- Dataset excerpts:
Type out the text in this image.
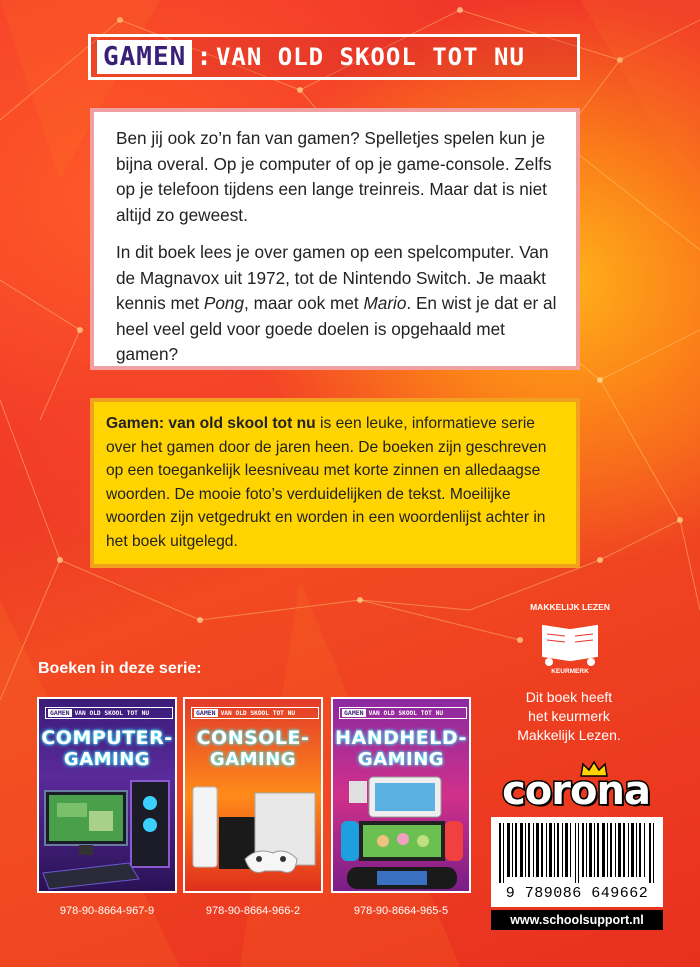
GAMEN : VAN OLD SKOOL TOT NU

Ben jij ook zo’n fan van gamen? Spelletjes spelen kun je bijna overal. Op je computer of op je game-console. Zelfs op je telefoon tijdens een lange treinreis. Maar dat is niet altijd zo geweest.

In dit boek lees je over gamen op een spelcomputer. Van de Magnavox uit 1972, tot de Nintendo Switch. Je maakt kennis met Pong, maar ook met Mario. En wist je dat er al heel veel geld voor goede doelen is opgehaald met gamen?

Gamen: van old skool tot nu is een leuke, informatieve serie over het gamen door de jaren heen. De boeken zijn geschreven op een toegankelijk leesniveau met korte zinnen en alledaagse woorden. De mooie foto’s verduidelijken de tekst. Moeilijke woorden zijn vetgedrukt en worden in een woordenlijst achter in het boek uitgelegd.
Boeken in deze serie:
GAMEN VAN OLD SKOOL TOT NU
COMPUTER-
GAMING
978-90-8664-967-9
GAMEN VAN OLD SKOOL TOT NU
CONSOLE-
GAMING
978-90-8664-966-2
GAMEN VAN OLD SKOOL TOT NU
HANDHELD-
GAMING
978-90-8664-965-5
MAKKELIJK LEZEN
KEURMERK
Dit boek heeft
het keurmerk
Makkelijk Lezen.
corona
9 789086 649662
www.schoolsupport.nl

- Work required:
Quote the material in full and exactly; do not carry over its pictures.

- Solution to the problem:
Type out the text in this image.
GAMEN : VAN OLD SKOOL TOT NU

Ben jij ook zo’n fan van gamen? Spelletjes spelen kun je bijna overal. Op je computer of op je game-console. Zelfs op je telefoon tijdens een lange treinreis. Maar dat is niet altijd zo geweest.

In dit boek lees je over gamen op een spelcomputer. Van de Magnavox uit 1972, tot de Nintendo Switch. Je maakt kennis met Pong, maar ook met Mario. En wist je dat er al heel veel geld voor goede doelen is opgehaald met gamen?

Gamen: van old skool tot nu is een leuke, informatieve serie over het gamen door de jaren heen. De boeken zijn geschreven op een toegankelijk leesniveau met korte zinnen en alledaagse woorden. De mooie foto’s verduidelijken de tekst. Moeilijke woorden zijn vetgedrukt en worden in een woordenlijst achter in het boek uitgelegd.
Boeken in deze serie:
GAMEN VAN OLD SKOOL TOT NU
COMPUTER-
GAMING
978-90-8664-967-9
GAMEN VAN OLD SKOOL TOT NU
CONSOLE-
GAMING
978-90-8664-966-2
GAMEN VAN OLD SKOOL TOT NU
HANDHELD-
GAMING
978-90-8664-965-5
MAKKELIJK LEZEN
KEURMERK
Dit boek heeft
het keurmerk
Makkelijk Lezen.
corona
9 789086 649662
www.schoolsupport.nl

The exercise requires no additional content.